Set down the records once more, please, exactly and with the pictures left out.

Data records
--- BEGIN ---

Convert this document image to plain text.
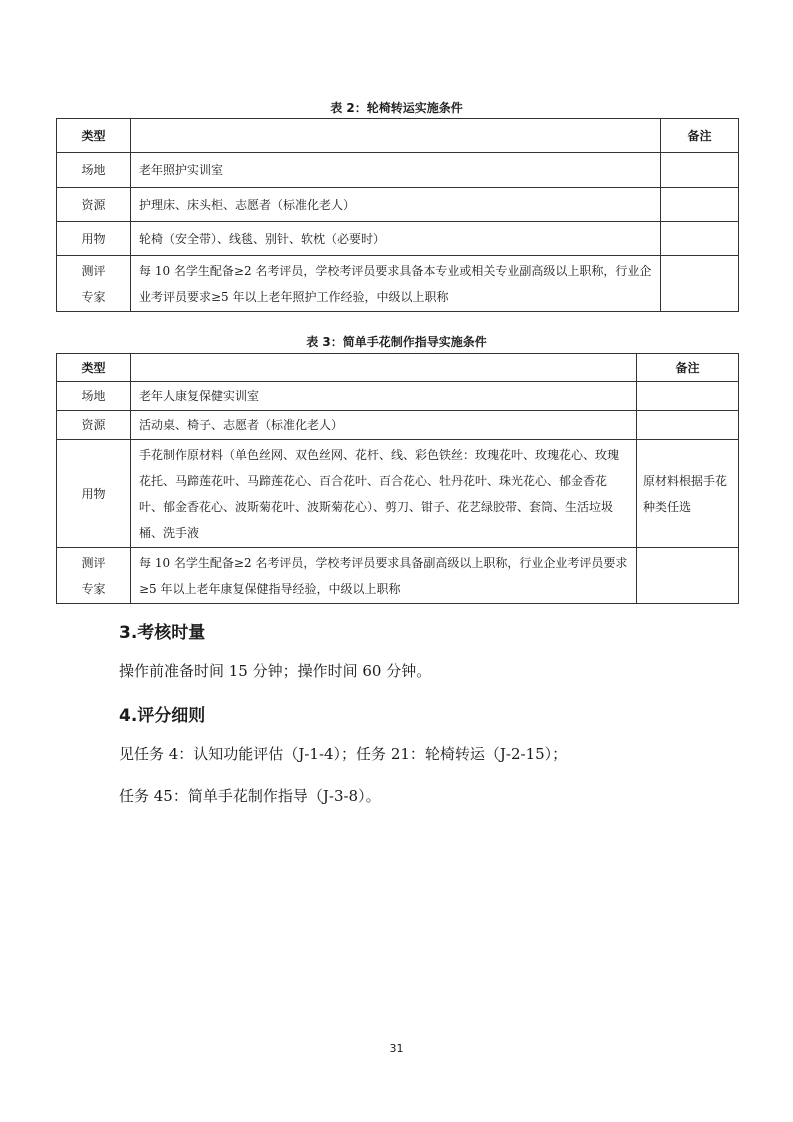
表 2：轮椅转运实施条件
类型		备注
场地	老年照护实训室	
资源	护理床、床头柜、志愿者（标准化老人）	
用物	轮椅（安全带）、线毯、别针、软枕（必要时）	
测评专家	每 10 名学生配备≥2 名考评员，学校考评员要求具备本专业或相关专业副高级以上职称，行业企业考评员要求≥5 年以上老年照护工作经验，中级以上职称	
表 3：简单手花制作指导实施条件
类型		备注
场地	老年人康复保健实训室	
资源	活动桌、椅子、志愿者（标准化老人）	
用物	手花制作原材料（单色丝网、双色丝网、花杆、线、彩色铁丝：玫瑰花叶、玫瑰花心、玫瑰花托、马蹄莲花叶、马蹄莲花心、百合花叶、百合花心、牡丹花叶、珠光花心、郁金香花叶、郁金香花心、波斯菊花叶、波斯菊花心）、剪刀、钳子、花艺绿胶带、套筒、生活垃圾桶、洗手液	原材料根据手花种类任选
测评专家	每 10 名学生配备≥2 名考评员，学校考评员要求具备副高级以上职称，行业企业考评员要求≥5 年以上老年康复保健指导经验，中级以上职称	
3.考核时量
操作前准备时间 15 分钟；操作时间 60 分钟。
4.评分细则
见任务 4：认知功能评估（J-1-4）；任务 21：轮椅转运（J-2-15）；
任务 45：简单手花制作指导（J-3-8）。
31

--- END ---

Right answer
Convert this document image to plain text.
表 2：轮椅转运实施条件
类型		备注
场地	老年照护实训室	
资源	护理床、床头柜、志愿者（标准化老人）	
用物	轮椅（安全带）、线毯、别针、软枕（必要时）	
测评专家	每 10 名学生配备≥2 名考评员，学校考评员要求具备本专业或相关专业副高级以上职称，行业企业考评员要求≥5 年以上老年照护工作经验，中级以上职称	
表 3：简单手花制作指导实施条件
类型		备注
场地	老年人康复保健实训室	
资源	活动桌、椅子、志愿者（标准化老人）	
用物	手花制作原材料（单色丝网、双色丝网、花杆、线、彩色铁丝：玫瑰花叶、玫瑰花心、玫瑰花托、马蹄莲花叶、马蹄莲花心、百合花叶、百合花心、牡丹花叶、珠光花心、郁金香花叶、郁金香花心、波斯菊花叶、波斯菊花心）、剪刀、钳子、花艺绿胶带、套筒、生活垃圾桶、洗手液	原材料根据手花种类任选
测评专家	每 10 名学生配备≥2 名考评员，学校考评员要求具备副高级以上职称，行业企业考评员要求≥5 年以上老年康复保健指导经验，中级以上职称	
3.考核时量
操作前准备时间 15 分钟；操作时间 60 分钟。
4.评分细则
见任务 4：认知功能评估（J-1-4）；任务 21：轮椅转运（J-2-15）；
任务 45：简单手花制作指导（J-3-8）。
31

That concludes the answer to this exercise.